## TASK DETAILS
Restate all of the data exactly.

## TASK INPUT
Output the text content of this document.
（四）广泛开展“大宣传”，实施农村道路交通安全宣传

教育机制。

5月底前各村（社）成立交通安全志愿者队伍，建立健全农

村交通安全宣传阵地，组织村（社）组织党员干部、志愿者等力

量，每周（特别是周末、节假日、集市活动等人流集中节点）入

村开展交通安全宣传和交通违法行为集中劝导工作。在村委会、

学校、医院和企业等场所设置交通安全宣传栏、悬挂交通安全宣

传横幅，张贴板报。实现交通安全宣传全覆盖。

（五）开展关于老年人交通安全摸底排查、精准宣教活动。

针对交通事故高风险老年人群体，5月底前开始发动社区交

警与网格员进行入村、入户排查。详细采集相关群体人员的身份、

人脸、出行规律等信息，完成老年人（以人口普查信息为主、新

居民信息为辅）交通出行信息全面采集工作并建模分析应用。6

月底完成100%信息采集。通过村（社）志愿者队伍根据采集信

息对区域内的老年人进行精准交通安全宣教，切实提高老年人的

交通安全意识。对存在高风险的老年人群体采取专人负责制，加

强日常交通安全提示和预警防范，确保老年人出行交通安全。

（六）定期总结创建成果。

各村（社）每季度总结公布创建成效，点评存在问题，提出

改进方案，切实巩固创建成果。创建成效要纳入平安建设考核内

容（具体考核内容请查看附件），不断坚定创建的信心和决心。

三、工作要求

## THE ANSWER
Output the text content of this document.
（四）广泛开展“大宣传”，实施农村道路交通安全宣传

教育机制。

5月底前各村（社）成立交通安全志愿者队伍，建立健全农

村交通安全宣传阵地，组织村（社）组织党员干部、志愿者等力

量，每周（特别是周末、节假日、集市活动等人流集中节点）入

村开展交通安全宣传和交通违法行为集中劝导工作。在村委会、

学校、医院和企业等场所设置交通安全宣传栏、悬挂交通安全宣

传横幅，张贴板报。实现交通安全宣传全覆盖。

（五）开展关于老年人交通安全摸底排查、精准宣教活动。

针对交通事故高风险老年人群体，5月底前开始发动社区交

警与网格员进行入村、入户排查。详细采集相关群体人员的身份、

人脸、出行规律等信息，完成老年人（以人口普查信息为主、新

居民信息为辅）交通出行信息全面采集工作并建模分析应用。6

月底完成100%信息采集。通过村（社）志愿者队伍根据采集信

息对区域内的老年人进行精准交通安全宣教，切实提高老年人的

交通安全意识。对存在高风险的老年人群体采取专人负责制，加

强日常交通安全提示和预警防范，确保老年人出行交通安全。

（六）定期总结创建成果。

各村（社）每季度总结公布创建成效，点评存在问题，提出

改进方案，切实巩固创建成果。创建成效要纳入平安建设考核内

容（具体考核内容请查看附件），不断坚定创建的信心和决心。

三、工作要求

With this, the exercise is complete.